__SHORT PROBLEM__
Write out each line exactly as given. Leave the pictures out of your copy.

__DATA LINES__
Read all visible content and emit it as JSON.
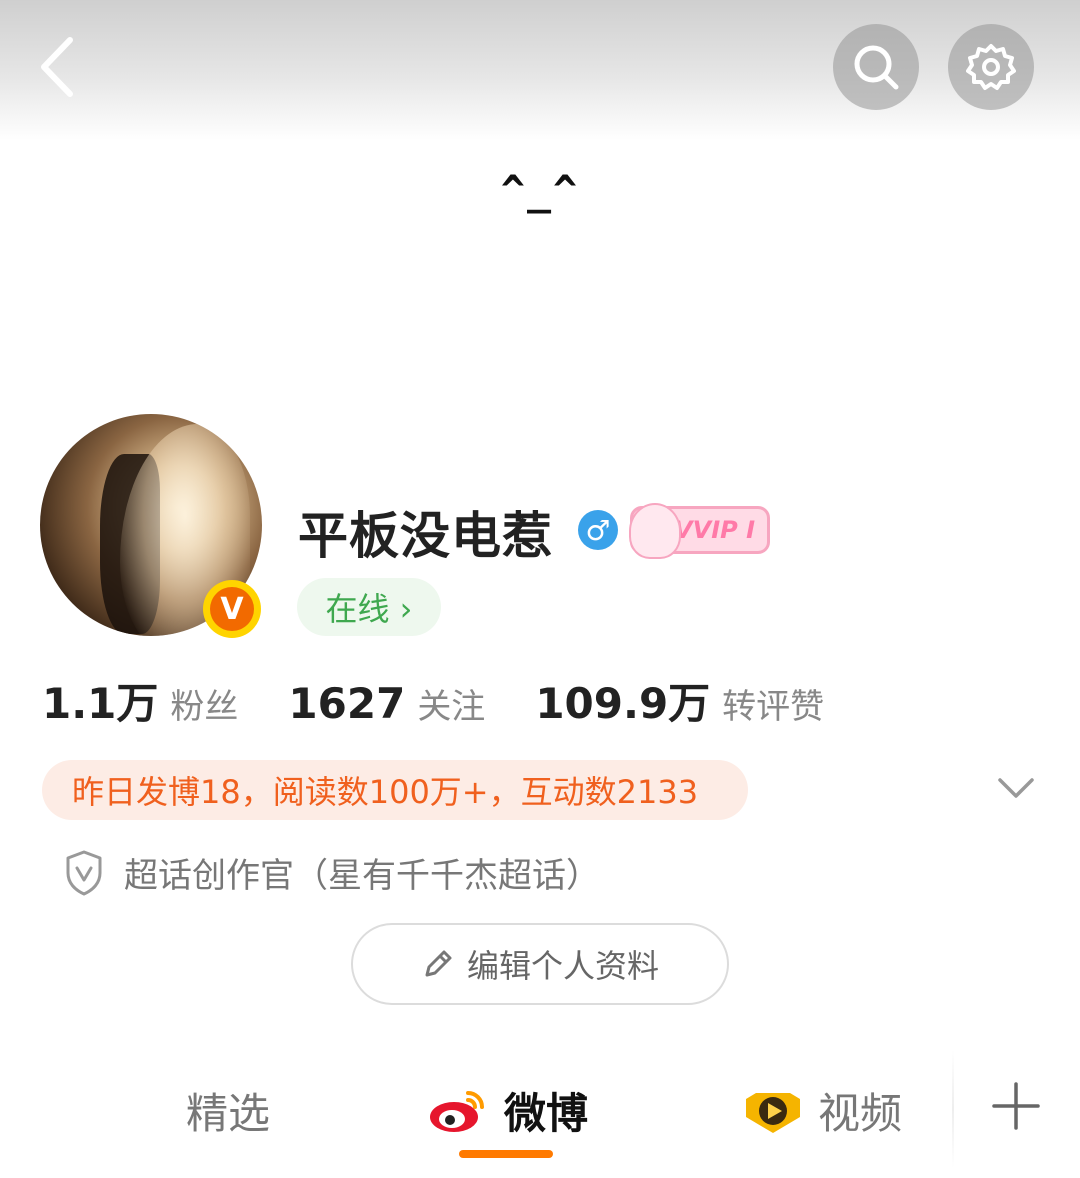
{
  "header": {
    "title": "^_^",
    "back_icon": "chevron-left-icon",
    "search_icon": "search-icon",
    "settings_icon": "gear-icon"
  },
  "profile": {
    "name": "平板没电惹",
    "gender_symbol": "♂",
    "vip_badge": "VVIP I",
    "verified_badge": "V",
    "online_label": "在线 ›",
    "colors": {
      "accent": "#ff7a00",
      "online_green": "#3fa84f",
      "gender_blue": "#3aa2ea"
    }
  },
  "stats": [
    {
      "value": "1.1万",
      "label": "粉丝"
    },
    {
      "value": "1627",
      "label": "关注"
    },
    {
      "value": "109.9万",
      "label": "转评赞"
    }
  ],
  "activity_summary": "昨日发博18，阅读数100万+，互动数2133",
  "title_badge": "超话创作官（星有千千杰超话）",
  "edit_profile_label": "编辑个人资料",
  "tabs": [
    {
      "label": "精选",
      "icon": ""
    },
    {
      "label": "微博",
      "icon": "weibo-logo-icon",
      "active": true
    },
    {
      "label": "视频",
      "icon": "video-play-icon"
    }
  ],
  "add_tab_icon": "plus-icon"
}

__CORRECT OUTPUT__
Read all visible content and emit it as JSON.
{
  "header": {
    "title": "^_^",
    "back_icon": "chevron-left-icon",
    "search_icon": "search-icon",
    "settings_icon": "gear-icon"
  },
  "profile": {
    "name": "平板没电惹",
    "gender_symbol": "♂",
    "vip_badge": "VVIP I",
    "verified_badge": "V",
    "online_label": "在线 ›",
    "colors": {
      "accent": "#ff7a00",
      "online_green": "#3fa84f",
      "gender_blue": "#3aa2ea"
    }
  },
  "stats": [
    {
      "value": "1.1万",
      "label": "粉丝"
    },
    {
      "value": "1627",
      "label": "关注"
    },
    {
      "value": "109.9万",
      "label": "转评赞"
    }
  ],
  "activity_summary": "昨日发博18，阅读数100万+，互动数2133",
  "title_badge": "超话创作官（星有千千杰超话）",
  "edit_profile_label": "编辑个人资料",
  "tabs": [
    {
      "label": "精选",
      "icon": ""
    },
    {
      "label": "微博",
      "icon": "weibo-logo-icon",
      "active": true
    },
    {
      "label": "视频",
      "icon": "video-play-icon"
    }
  ],
  "add_tab_icon": "plus-icon"
}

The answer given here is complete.